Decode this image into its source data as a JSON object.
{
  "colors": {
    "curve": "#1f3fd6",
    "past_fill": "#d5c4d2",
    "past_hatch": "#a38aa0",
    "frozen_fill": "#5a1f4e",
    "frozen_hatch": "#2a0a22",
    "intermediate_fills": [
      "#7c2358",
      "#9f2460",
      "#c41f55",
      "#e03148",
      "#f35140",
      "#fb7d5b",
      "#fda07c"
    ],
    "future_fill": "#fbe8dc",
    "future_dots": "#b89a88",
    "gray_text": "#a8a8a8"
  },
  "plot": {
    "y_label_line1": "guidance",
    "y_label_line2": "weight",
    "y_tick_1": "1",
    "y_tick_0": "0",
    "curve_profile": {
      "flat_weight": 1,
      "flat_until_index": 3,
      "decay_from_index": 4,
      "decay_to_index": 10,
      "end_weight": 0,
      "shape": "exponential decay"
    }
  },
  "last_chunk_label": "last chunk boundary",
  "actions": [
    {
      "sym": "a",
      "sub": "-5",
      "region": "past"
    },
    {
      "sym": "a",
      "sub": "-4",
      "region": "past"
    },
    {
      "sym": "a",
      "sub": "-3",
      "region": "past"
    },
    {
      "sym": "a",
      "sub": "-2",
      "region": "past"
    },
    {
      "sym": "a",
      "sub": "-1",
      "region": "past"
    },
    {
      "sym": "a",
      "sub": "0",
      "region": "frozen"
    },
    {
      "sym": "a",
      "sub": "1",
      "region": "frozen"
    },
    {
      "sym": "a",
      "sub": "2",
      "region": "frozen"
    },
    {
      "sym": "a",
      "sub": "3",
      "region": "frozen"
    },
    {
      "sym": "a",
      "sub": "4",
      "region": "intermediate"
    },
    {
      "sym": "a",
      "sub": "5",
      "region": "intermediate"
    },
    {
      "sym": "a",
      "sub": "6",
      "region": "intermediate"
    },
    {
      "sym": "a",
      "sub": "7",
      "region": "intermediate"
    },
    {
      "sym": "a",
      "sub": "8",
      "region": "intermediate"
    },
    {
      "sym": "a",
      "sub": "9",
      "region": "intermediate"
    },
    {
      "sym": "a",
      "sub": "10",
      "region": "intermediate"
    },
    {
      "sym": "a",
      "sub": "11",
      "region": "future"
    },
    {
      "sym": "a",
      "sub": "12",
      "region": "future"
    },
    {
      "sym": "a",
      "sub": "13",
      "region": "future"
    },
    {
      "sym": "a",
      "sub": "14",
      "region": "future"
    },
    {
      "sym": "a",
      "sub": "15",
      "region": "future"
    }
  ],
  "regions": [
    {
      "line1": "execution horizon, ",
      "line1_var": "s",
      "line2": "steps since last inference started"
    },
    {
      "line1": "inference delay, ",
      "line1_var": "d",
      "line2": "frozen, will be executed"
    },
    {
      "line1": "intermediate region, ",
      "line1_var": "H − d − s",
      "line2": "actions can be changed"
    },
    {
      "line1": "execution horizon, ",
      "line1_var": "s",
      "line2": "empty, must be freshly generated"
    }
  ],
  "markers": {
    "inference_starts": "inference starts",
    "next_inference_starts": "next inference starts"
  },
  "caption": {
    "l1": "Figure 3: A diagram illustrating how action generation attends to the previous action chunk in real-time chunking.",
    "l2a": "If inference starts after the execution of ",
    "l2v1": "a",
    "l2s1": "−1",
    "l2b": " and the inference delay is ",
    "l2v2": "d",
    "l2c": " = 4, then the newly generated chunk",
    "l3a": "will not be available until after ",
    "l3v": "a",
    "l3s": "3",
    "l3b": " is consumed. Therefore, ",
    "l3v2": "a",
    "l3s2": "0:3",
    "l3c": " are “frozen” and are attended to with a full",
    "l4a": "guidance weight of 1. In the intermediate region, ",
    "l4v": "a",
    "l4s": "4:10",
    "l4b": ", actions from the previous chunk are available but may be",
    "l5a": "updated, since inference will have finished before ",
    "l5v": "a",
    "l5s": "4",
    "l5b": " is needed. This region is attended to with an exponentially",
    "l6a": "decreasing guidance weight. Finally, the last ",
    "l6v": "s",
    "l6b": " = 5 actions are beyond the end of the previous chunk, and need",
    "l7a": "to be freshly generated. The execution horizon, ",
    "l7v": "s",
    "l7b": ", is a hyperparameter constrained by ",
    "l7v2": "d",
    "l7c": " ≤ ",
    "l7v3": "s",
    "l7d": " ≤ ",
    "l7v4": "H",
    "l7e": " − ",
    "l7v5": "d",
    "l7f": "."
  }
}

********************

**Exercise objective**. Recopy the whole listing exactly.

**Correct result**.
Decode this image into its source data as a JSON object.
{
  "colors": {
    "curve": "#1f3fd6",
    "past_fill": "#d5c4d2",
    "past_hatch": "#a38aa0",
    "frozen_fill": "#5a1f4e",
    "frozen_hatch": "#2a0a22",
    "intermediate_fills": [
      "#7c2358",
      "#9f2460",
      "#c41f55",
      "#e03148",
      "#f35140",
      "#fb7d5b",
      "#fda07c"
    ],
    "future_fill": "#fbe8dc",
    "future_dots": "#b89a88",
    "gray_text": "#a8a8a8"
  },
  "plot": {
    "y_label_line1": "guidance",
    "y_label_line2": "weight",
    "y_tick_1": "1",
    "y_tick_0": "0",
    "curve_profile": {
      "flat_weight": 1,
      "flat_until_index": 3,
      "decay_from_index": 4,
      "decay_to_index": 10,
      "end_weight": 0,
      "shape": "exponential decay"
    }
  },
  "last_chunk_label": "last chunk boundary",
  "actions": [
    {
      "sym": "a",
      "sub": "-5",
      "region": "past"
    },
    {
      "sym": "a",
      "sub": "-4",
      "region": "past"
    },
    {
      "sym": "a",
      "sub": "-3",
      "region": "past"
    },
    {
      "sym": "a",
      "sub": "-2",
      "region": "past"
    },
    {
      "sym": "a",
      "sub": "-1",
      "region": "past"
    },
    {
      "sym": "a",
      "sub": "0",
      "region": "frozen"
    },
    {
      "sym": "a",
      "sub": "1",
      "region": "frozen"
    },
    {
      "sym": "a",
      "sub": "2",
      "region": "frozen"
    },
    {
      "sym": "a",
      "sub": "3",
      "region": "frozen"
    },
    {
      "sym": "a",
      "sub": "4",
      "region": "intermediate"
    },
    {
      "sym": "a",
      "sub": "5",
      "region": "intermediate"
    },
    {
      "sym": "a",
      "sub": "6",
      "region": "intermediate"
    },
    {
      "sym": "a",
      "sub": "7",
      "region": "intermediate"
    },
    {
      "sym": "a",
      "sub": "8",
      "region": "intermediate"
    },
    {
      "sym": "a",
      "sub": "9",
      "region": "intermediate"
    },
    {
      "sym": "a",
      "sub": "10",
      "region": "intermediate"
    },
    {
      "sym": "a",
      "sub": "11",
      "region": "future"
    },
    {
      "sym": "a",
      "sub": "12",
      "region": "future"
    },
    {
      "sym": "a",
      "sub": "13",
      "region": "future"
    },
    {
      "sym": "a",
      "sub": "14",
      "region": "future"
    },
    {
      "sym": "a",
      "sub": "15",
      "region": "future"
    }
  ],
  "regions": [
    {
      "line1": "execution horizon, ",
      "line1_var": "s",
      "line2": "steps since last inference started"
    },
    {
      "line1": "inference delay, ",
      "line1_var": "d",
      "line2": "frozen, will be executed"
    },
    {
      "line1": "intermediate region, ",
      "line1_var": "H − d − s",
      "line2": "actions can be changed"
    },
    {
      "line1": "execution horizon, ",
      "line1_var": "s",
      "line2": "empty, must be freshly generated"
    }
  ],
  "markers": {
    "inference_starts": "inference starts",
    "next_inference_starts": "next inference starts"
  },
  "caption": {
    "l1": "Figure 3: A diagram illustrating how action generation attends to the previous action chunk in real-time chunking.",
    "l2a": "If inference starts after the execution of ",
    "l2v1": "a",
    "l2s1": "−1",
    "l2b": " and the inference delay is ",
    "l2v2": "d",
    "l2c": " = 4, then the newly generated chunk",
    "l3a": "will not be available until after ",
    "l3v": "a",
    "l3s": "3",
    "l3b": " is consumed. Therefore, ",
    "l3v2": "a",
    "l3s2": "0:3",
    "l3c": " are “frozen” and are attended to with a full",
    "l4a": "guidance weight of 1. In the intermediate region, ",
    "l4v": "a",
    "l4s": "4:10",
    "l4b": ", actions from the previous chunk are available but may be",
    "l5a": "updated, since inference will have finished before ",
    "l5v": "a",
    "l5s": "4",
    "l5b": " is needed. This region is attended to with an exponentially",
    "l6a": "decreasing guidance weight. Finally, the last ",
    "l6v": "s",
    "l6b": " = 5 actions are beyond the end of the previous chunk, and need",
    "l7a": "to be freshly generated. The execution horizon, ",
    "l7v": "s",
    "l7b": ", is a hyperparameter constrained by ",
    "l7v2": "d",
    "l7c": " ≤ ",
    "l7v3": "s",
    "l7d": " ≤ ",
    "l7v4": "H",
    "l7e": " − ",
    "l7v5": "d",
    "l7f": "."
  }
}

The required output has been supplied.